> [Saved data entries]
────────────────────
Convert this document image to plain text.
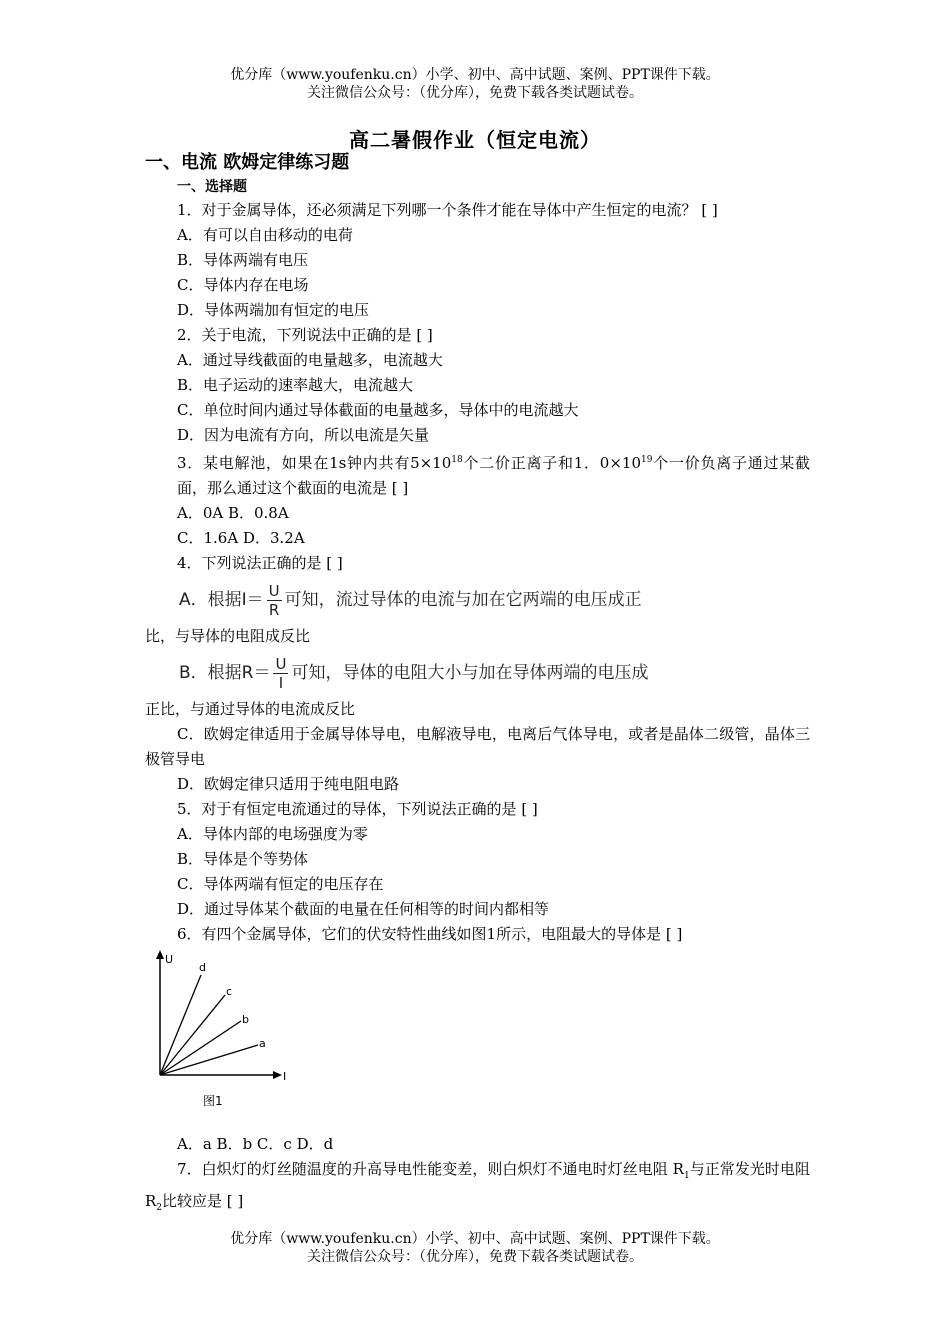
优分库（www.youfenku.cn）小学、初中、高中试题、案例、PPT课件下载。
关注微信公众号：（优分库），免费下载各类试题试卷。
高二暑假作业（恒定电流）
一、电流 欧姆定律练习题
一、选择题
1．对于金属导体，还必须满足下列哪一个条件才能在导体中产生恒定的电流？ [ ]
A．有可以自由移动的电荷
B．导体两端有电压
C．导体内存在电场
D．导体两端加有恒定的电压
2．关于电流，下列说法中正确的是 [ ]
A．通过导线截面的电量越多，电流越大
B．电子运动的速率越大，电流越大
C．单位时间内通过导体截面的电量越多，导体中的电流越大
D．因为电流有方向，所以电流是矢量
3．某电解池，如果在1s钟内共有$5\times 10^{18}$个二价正离子和1．$0\times 10^{19}$个一价负离子通过某截面，那么通过这个截面的电流是 [ ]
A．0A B．0.8A
C．1.6A D．3.2A
4．下列说法正确的是 [ ]
A．根据$I= \frac{U}{R}$ 可知，流过导体的电流与加在它两端的电压成正
比，与导体的电阻成反比
B．根据$R= \frac{U}{I}$ 可知，导体的电阻大小与加在导体两端的电压成
正比，与通过导体的电流成反比
C．欧姆定律适用于金属导体导电，电解液导电，电离后气体导电，或者是晶体二级管，晶体三极管导电
D．欧姆定律只适用于纯电阻电路
5．对于有恒定电流通过的导体，下列说法正确的是 [ ]
A．导体内部的电场强度为零
B．导体是个等势体
C．导体两端有恒定的电压存在
D．通过导体某个截面的电量在任何相等的时间内都相等
6．有四个金属导体，它们的伏安特性曲线如图1所示，电阻最大的导体是 [ ]
U
I
a
b
c
d
图1
A．a B．b C．c D．d
7．白炽灯的灯丝随温度的升高导电性能变差，则白炽灯不通电时灯丝电阻 $R_1$与正常发光时电阻 $R_2$比较应是 [ ]
优分库（www.youfenku.cn）小学、初中、高中试题、案例、PPT课件下载。
关注微信公众号：（优分库），免费下载各类试题试卷。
────────────────────
> [AIM] Leave the pictures out and output the rest of the listing exactly.

> [RESULT OF THIS EXERCISE]
Convert this document image to plain text.
优分库（www.youfenku.cn）小学、初中、高中试题、案例、PPT课件下载。
关注微信公众号：（优分库），免费下载各类试题试卷。
高二暑假作业（恒定电流）
一、电流 欧姆定律练习题
一、选择题
1．对于金属导体，还必须满足下列哪一个条件才能在导体中产生恒定的电流？ [ ]
A．有可以自由移动的电荷
B．导体两端有电压
C．导体内存在电场
D．导体两端加有恒定的电压
2．关于电流，下列说法中正确的是 [ ]
A．通过导线截面的电量越多，电流越大
B．电子运动的速率越大，电流越大
C．单位时间内通过导体截面的电量越多，导体中的电流越大
D．因为电流有方向，所以电流是矢量
3．某电解池，如果在1s钟内共有$5\times 10^{18}$个二价正离子和1．$0\times 10^{19}$个一价负离子通过某截面，那么通过这个截面的电流是 [ ]
A．0A B．0.8A
C．1.6A D．3.2A
4．下列说法正确的是 [ ]
A．根据$I= \frac{U}{R}$ 可知，流过导体的电流与加在它两端的电压成正
比，与导体的电阻成反比
B．根据$R= \frac{U}{I}$ 可知，导体的电阻大小与加在导体两端的电压成
正比，与通过导体的电流成反比
C．欧姆定律适用于金属导体导电，电解液导电，电离后气体导电，或者是晶体二级管，晶体三极管导电
D．欧姆定律只适用于纯电阻电路
5．对于有恒定电流通过的导体，下列说法正确的是 [ ]
A．导体内部的电场强度为零
B．导体是个等势体
C．导体两端有恒定的电压存在
D．通过导体某个截面的电量在任何相等的时间内都相等
6．有四个金属导体，它们的伏安特性曲线如图1所示，电阻最大的导体是 [ ]
U
I
a
b
c
d
图1
A．a B．b C．c D．d
7．白炽灯的灯丝随温度的升高导电性能变差，则白炽灯不通电时灯丝电阻 $R_1$与正常发光时电阻 $R_2$比较应是 [ ]
优分库（www.youfenku.cn）小学、初中、高中试题、案例、PPT课件下载。
关注微信公众号：（优分库），免费下载各类试题试卷。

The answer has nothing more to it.